- [INPUT DATA]
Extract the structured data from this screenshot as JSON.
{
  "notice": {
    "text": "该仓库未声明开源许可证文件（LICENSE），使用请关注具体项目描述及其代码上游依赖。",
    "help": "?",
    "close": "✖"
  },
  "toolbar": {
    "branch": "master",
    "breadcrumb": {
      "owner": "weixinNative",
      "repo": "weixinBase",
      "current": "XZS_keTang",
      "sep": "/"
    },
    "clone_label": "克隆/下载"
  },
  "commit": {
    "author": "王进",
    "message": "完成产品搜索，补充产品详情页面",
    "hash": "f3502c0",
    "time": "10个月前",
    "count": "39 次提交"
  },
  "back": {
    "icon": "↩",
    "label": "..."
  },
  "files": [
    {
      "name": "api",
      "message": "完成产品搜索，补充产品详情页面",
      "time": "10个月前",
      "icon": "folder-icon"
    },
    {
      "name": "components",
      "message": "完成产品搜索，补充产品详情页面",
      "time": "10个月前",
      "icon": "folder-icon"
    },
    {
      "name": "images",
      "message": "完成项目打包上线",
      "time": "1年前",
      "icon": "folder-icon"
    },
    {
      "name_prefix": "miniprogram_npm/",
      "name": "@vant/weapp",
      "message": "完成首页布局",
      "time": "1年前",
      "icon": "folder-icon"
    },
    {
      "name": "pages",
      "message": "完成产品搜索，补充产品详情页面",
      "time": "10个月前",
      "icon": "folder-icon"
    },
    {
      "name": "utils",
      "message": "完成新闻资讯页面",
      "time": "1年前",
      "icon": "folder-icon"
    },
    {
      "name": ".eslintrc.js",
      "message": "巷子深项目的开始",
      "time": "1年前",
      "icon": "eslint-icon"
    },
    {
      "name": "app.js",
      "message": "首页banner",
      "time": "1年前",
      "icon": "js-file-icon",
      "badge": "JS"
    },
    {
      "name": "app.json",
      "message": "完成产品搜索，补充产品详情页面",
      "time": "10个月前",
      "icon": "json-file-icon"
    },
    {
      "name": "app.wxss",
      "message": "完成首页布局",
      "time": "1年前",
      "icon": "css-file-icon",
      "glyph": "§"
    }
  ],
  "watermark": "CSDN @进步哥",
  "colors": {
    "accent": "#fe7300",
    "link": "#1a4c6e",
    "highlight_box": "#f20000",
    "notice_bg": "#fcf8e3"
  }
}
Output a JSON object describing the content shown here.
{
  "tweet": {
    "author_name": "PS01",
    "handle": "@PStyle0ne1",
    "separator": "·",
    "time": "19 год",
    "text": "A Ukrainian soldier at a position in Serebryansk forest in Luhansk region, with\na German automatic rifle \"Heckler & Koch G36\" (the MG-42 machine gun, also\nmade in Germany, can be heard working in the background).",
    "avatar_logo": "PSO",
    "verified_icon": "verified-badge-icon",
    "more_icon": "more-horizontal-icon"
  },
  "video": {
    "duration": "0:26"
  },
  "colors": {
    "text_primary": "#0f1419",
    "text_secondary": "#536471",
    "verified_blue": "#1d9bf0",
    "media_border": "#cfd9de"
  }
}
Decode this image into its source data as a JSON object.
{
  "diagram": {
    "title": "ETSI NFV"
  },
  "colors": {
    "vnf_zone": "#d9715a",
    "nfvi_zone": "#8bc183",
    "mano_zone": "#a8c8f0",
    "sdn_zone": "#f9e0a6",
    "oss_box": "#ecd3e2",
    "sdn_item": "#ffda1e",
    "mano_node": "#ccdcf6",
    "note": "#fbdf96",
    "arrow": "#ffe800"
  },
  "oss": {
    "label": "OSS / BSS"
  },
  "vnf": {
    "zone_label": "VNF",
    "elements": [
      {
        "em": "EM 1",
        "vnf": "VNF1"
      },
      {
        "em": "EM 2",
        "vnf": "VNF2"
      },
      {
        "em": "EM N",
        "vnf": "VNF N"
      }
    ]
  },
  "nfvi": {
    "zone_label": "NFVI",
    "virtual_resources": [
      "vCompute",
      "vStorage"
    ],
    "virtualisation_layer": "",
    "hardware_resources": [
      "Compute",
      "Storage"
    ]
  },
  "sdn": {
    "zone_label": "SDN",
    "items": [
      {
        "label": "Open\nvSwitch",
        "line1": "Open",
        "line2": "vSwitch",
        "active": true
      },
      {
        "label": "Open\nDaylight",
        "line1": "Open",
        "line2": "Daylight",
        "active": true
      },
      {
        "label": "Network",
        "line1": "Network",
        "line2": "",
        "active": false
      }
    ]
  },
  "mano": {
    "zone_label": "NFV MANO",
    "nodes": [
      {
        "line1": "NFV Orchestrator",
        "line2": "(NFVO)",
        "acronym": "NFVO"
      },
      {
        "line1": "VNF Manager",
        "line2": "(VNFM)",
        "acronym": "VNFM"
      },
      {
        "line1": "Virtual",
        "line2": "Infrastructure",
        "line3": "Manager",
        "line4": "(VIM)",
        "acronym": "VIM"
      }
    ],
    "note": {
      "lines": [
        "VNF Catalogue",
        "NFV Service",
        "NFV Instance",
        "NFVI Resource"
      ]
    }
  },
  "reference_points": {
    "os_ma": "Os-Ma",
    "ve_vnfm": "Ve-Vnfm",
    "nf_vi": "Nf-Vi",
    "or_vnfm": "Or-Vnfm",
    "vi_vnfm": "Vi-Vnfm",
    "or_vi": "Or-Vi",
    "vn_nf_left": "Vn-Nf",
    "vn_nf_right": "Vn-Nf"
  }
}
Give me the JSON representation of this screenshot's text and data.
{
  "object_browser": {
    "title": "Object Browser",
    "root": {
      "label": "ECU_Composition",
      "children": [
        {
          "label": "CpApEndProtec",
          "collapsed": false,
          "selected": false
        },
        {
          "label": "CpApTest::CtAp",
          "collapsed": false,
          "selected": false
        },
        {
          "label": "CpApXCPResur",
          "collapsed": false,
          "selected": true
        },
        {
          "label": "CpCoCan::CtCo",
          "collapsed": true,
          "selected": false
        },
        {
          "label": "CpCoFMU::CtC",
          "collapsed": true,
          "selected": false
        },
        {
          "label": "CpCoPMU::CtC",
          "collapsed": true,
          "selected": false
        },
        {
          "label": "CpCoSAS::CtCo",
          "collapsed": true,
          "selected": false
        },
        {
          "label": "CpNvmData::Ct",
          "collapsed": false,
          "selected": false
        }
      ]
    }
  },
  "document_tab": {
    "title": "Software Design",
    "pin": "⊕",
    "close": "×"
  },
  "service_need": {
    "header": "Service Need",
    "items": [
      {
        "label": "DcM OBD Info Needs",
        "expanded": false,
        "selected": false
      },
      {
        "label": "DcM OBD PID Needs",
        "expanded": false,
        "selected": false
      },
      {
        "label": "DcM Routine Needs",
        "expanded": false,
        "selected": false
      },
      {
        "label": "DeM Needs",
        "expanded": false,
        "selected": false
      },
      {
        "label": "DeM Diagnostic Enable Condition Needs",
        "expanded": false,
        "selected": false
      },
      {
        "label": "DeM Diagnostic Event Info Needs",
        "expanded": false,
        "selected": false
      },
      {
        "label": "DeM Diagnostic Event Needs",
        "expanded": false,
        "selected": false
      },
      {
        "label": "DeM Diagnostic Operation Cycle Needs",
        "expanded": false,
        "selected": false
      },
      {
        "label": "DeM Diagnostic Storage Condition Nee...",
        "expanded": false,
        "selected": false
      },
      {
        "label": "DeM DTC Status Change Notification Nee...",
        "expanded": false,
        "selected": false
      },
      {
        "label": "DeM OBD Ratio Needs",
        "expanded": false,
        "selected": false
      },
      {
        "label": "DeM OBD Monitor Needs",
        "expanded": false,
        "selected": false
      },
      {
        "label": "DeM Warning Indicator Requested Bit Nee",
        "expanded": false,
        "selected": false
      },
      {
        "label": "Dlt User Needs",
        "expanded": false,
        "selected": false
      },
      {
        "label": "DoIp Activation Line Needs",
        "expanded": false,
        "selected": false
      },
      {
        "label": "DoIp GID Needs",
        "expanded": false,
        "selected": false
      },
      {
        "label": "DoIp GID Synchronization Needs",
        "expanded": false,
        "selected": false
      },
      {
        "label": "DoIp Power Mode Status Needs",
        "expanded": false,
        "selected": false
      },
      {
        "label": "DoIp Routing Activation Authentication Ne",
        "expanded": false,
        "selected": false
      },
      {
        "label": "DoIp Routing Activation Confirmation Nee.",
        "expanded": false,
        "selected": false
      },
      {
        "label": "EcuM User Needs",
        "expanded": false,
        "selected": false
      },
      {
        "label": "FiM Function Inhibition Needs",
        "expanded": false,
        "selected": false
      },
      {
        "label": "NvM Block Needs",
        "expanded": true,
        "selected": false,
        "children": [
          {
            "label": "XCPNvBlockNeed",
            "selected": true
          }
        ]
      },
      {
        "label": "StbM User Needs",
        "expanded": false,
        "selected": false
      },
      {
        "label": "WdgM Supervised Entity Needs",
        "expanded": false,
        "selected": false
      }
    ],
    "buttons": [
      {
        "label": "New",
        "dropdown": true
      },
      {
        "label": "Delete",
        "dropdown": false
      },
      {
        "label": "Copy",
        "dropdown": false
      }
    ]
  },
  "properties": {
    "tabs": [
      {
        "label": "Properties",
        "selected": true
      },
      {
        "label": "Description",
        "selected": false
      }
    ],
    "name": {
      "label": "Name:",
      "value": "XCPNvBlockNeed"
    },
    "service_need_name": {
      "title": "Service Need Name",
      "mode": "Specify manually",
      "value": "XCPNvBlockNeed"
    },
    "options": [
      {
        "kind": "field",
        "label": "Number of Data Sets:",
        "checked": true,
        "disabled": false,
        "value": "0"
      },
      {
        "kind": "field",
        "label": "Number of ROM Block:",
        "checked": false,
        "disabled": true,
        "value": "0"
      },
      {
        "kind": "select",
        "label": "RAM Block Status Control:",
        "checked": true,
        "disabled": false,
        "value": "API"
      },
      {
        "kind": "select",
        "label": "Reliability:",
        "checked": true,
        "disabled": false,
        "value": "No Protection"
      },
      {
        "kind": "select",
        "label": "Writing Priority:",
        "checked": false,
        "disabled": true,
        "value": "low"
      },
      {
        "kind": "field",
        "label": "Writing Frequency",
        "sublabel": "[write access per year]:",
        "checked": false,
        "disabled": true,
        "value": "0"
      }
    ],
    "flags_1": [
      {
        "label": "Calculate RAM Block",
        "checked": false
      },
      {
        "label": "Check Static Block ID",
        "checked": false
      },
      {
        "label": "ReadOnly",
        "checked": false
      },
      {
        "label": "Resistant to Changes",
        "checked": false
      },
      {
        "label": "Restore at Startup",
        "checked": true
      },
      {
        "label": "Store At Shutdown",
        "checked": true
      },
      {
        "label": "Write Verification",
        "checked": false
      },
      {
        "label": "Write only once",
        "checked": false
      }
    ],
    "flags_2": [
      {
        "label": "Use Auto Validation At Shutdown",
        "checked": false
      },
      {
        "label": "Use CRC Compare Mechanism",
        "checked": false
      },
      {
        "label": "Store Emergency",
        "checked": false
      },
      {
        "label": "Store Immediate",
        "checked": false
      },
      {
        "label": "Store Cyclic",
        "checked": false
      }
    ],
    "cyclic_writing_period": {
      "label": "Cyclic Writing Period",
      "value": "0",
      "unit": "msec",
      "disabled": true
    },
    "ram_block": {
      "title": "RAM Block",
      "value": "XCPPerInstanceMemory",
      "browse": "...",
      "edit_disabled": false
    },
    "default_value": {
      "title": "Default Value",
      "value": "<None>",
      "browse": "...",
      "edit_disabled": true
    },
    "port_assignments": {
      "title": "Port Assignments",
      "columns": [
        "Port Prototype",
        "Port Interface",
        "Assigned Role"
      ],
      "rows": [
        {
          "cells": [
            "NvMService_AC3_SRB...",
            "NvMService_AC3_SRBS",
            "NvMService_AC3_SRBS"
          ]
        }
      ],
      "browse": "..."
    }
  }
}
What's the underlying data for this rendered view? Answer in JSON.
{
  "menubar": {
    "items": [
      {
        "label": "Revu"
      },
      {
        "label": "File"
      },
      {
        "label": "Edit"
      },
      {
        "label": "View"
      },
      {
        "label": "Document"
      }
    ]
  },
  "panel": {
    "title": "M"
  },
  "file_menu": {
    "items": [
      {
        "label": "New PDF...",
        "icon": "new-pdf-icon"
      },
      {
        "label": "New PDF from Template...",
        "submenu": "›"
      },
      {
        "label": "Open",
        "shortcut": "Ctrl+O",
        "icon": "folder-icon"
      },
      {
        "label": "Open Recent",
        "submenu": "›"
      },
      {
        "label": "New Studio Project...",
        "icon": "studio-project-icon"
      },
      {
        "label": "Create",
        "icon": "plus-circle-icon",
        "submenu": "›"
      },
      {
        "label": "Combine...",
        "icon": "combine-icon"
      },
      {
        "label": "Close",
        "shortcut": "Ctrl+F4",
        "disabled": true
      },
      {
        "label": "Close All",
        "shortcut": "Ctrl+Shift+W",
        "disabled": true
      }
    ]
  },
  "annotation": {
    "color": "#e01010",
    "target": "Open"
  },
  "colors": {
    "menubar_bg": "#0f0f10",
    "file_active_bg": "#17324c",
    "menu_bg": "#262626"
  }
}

- [REQUEST] From the listing above, pick out each line where the word "Ctrl" appears.

- [ANSWER TO THIS TASK]
        "shortcut": "Ctrl+O",
        "shortcut": "Ctrl+F4",
        "shortcut": "Ctrl+Shift+W",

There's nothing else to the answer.